### Exercise brief
Filter the data for lines with the word "Phase", then copy every line so identified.

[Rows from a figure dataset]
■ ■ ■ ■ ■
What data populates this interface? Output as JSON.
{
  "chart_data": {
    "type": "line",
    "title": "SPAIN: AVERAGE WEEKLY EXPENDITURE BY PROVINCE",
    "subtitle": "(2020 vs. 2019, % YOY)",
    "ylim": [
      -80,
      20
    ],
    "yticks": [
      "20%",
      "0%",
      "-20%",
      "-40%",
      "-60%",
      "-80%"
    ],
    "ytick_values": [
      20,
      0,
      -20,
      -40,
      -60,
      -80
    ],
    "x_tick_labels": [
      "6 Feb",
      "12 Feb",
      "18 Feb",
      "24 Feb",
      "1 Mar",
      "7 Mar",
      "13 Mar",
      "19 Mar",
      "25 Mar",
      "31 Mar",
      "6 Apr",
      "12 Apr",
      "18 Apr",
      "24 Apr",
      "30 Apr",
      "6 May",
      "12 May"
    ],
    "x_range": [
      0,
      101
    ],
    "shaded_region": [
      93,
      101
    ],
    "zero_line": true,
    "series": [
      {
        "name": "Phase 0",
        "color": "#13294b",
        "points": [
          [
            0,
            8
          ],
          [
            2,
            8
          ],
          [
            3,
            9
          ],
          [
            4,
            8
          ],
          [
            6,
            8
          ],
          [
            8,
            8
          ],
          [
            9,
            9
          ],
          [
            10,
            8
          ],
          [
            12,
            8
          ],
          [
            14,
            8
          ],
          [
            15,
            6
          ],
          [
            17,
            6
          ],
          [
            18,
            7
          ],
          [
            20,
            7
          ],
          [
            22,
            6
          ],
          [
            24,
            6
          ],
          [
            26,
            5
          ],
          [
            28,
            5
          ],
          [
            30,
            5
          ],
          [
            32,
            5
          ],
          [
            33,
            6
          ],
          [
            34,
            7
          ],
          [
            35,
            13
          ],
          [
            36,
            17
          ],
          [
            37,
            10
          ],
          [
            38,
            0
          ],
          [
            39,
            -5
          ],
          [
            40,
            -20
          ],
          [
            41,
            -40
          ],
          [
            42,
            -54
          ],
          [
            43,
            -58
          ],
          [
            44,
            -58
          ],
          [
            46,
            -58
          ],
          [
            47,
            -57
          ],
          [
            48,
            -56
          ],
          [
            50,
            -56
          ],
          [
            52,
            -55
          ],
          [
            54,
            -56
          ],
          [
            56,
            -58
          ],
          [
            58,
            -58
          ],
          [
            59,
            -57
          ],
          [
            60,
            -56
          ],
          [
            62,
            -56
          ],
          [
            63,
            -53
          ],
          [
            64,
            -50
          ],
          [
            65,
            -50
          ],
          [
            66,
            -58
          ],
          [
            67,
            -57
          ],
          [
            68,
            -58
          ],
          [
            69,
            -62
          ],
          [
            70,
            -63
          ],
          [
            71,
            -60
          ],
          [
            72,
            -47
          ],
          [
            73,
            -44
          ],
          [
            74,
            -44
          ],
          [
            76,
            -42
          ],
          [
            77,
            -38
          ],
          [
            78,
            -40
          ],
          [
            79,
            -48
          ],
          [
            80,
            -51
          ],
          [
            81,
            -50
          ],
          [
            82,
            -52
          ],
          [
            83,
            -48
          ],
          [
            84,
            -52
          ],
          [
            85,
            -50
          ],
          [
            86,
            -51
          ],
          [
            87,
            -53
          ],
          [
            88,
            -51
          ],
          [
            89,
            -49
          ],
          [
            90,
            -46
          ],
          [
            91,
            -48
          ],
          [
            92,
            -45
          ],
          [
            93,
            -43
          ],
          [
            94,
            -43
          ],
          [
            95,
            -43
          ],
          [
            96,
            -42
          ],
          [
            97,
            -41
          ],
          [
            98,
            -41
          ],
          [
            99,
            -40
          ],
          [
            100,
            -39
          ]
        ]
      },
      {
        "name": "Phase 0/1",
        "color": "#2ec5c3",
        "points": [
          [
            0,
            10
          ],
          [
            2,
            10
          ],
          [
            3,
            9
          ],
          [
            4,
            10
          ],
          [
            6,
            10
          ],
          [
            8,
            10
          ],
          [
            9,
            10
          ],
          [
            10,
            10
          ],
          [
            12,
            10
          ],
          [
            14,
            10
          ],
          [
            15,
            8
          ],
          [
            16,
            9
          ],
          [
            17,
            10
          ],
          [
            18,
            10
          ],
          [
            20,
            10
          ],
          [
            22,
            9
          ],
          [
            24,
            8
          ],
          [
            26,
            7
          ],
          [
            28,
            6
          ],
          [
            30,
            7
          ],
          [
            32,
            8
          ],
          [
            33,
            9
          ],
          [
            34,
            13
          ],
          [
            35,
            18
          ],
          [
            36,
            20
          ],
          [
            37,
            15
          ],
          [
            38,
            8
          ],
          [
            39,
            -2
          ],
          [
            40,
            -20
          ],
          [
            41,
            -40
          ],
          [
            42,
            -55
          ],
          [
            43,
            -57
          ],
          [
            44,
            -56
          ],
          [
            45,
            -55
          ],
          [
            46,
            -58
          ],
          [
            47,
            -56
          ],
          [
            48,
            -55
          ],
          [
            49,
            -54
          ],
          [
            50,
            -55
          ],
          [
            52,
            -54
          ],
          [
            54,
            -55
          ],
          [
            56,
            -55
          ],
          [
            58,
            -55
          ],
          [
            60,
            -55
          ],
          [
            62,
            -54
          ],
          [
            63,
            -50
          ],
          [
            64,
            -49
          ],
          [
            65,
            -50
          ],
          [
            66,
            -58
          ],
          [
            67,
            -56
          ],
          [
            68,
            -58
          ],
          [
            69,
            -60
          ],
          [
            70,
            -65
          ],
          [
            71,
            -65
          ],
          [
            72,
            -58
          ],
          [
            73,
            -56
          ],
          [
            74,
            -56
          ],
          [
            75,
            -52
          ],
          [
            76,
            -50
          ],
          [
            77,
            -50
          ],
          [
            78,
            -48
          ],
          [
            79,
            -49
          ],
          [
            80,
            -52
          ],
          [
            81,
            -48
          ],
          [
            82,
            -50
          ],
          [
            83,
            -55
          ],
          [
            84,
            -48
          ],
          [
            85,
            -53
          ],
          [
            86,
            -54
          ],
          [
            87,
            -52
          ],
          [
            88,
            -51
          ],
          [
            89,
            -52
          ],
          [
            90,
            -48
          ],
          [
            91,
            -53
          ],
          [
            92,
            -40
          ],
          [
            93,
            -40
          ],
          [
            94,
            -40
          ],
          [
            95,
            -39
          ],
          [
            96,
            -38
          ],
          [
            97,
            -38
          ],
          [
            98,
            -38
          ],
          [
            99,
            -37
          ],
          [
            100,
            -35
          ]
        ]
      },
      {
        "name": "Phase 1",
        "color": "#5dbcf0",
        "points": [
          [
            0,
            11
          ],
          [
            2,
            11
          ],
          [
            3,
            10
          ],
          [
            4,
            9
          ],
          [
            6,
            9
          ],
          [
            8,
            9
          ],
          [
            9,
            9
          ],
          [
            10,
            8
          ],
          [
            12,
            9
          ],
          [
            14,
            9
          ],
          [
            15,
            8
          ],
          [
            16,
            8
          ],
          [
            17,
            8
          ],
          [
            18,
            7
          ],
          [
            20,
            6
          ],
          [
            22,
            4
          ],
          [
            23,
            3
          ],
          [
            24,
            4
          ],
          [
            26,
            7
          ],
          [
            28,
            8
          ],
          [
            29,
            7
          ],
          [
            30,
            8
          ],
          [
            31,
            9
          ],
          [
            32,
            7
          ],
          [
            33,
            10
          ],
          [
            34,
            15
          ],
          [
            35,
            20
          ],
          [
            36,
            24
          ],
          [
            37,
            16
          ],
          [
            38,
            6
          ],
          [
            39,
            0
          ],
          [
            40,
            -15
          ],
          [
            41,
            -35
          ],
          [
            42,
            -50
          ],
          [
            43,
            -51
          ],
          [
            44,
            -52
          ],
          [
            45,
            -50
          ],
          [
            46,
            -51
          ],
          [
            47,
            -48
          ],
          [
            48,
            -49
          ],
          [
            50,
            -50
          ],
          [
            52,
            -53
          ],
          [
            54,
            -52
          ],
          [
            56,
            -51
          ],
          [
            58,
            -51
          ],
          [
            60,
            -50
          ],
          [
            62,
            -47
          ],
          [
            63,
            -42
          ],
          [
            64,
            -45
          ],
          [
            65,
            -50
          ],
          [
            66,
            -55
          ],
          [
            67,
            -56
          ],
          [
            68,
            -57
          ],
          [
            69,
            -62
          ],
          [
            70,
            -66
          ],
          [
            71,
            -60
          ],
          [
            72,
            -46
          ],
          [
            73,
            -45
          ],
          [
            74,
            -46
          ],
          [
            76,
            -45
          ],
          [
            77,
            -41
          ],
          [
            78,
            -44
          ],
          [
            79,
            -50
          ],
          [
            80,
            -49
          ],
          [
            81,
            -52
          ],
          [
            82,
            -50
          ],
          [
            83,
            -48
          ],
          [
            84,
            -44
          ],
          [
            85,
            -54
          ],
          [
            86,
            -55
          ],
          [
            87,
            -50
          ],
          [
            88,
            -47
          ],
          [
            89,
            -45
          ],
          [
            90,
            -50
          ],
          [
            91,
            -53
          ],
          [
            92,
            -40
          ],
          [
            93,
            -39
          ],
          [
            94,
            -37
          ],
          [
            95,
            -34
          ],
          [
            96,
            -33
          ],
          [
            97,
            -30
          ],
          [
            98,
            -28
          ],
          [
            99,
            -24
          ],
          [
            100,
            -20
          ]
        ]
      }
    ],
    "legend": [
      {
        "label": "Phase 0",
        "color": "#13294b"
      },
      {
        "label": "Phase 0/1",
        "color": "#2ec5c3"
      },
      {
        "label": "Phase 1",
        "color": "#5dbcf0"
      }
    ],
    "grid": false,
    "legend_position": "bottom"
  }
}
■ ■ ■ ■ ■
### Complete response
        "name": "Phase 0",
        "name": "Phase 0/1",
        "name": "Phase 1",
        "label": "Phase 0",
        "label": "Phase 0/1",
        "label": "Phase 1",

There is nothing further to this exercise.